§ To do: Find how many lines in the material contain "they"; your answer should be that number alone.

═════ Working data ═════

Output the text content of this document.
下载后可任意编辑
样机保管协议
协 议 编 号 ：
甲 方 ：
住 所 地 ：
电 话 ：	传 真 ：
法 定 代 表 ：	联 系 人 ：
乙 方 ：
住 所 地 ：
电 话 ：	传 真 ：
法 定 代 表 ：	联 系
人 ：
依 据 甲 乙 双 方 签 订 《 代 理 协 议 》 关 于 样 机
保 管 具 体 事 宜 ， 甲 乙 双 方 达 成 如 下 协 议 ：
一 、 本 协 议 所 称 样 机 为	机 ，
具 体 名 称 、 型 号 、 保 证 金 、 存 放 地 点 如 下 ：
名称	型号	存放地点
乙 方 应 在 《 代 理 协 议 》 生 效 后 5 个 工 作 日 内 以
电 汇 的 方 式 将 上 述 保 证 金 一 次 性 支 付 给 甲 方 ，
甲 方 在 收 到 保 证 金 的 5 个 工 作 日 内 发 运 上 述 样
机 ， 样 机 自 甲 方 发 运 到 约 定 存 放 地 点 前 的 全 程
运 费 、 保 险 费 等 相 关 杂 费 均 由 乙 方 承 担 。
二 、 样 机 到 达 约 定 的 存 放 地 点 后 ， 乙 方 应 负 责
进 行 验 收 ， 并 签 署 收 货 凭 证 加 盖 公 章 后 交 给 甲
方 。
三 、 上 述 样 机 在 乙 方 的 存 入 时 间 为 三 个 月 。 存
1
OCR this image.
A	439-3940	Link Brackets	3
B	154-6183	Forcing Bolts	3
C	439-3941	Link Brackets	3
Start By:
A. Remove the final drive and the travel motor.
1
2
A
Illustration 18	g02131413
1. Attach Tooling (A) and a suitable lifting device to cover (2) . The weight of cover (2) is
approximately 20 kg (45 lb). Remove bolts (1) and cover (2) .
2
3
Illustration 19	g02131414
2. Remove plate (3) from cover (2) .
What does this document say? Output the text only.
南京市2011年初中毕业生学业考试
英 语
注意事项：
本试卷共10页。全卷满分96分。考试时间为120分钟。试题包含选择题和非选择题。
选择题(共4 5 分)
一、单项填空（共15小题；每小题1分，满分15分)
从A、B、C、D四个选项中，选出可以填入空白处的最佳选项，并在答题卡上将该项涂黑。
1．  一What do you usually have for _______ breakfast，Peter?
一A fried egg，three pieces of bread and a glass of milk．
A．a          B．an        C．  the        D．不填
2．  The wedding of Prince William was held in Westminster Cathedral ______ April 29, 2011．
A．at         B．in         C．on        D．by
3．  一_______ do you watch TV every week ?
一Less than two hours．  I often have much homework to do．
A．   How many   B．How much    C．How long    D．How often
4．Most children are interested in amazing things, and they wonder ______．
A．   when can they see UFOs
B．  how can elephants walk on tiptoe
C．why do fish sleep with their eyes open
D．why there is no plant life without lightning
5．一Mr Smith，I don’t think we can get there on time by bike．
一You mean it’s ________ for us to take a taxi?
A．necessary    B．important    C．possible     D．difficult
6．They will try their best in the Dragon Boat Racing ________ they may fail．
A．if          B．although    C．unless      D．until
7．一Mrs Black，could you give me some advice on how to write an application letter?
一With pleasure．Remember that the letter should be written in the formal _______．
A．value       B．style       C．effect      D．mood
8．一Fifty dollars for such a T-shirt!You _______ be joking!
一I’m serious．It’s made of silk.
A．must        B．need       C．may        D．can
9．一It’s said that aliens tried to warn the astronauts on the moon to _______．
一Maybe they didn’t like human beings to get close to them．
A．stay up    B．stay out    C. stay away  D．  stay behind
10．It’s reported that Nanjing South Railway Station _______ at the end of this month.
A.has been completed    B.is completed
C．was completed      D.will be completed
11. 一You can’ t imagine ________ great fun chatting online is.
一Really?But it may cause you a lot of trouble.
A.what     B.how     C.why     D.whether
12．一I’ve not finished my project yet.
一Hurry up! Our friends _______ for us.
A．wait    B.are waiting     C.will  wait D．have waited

═════

§ Solution for this problem: 4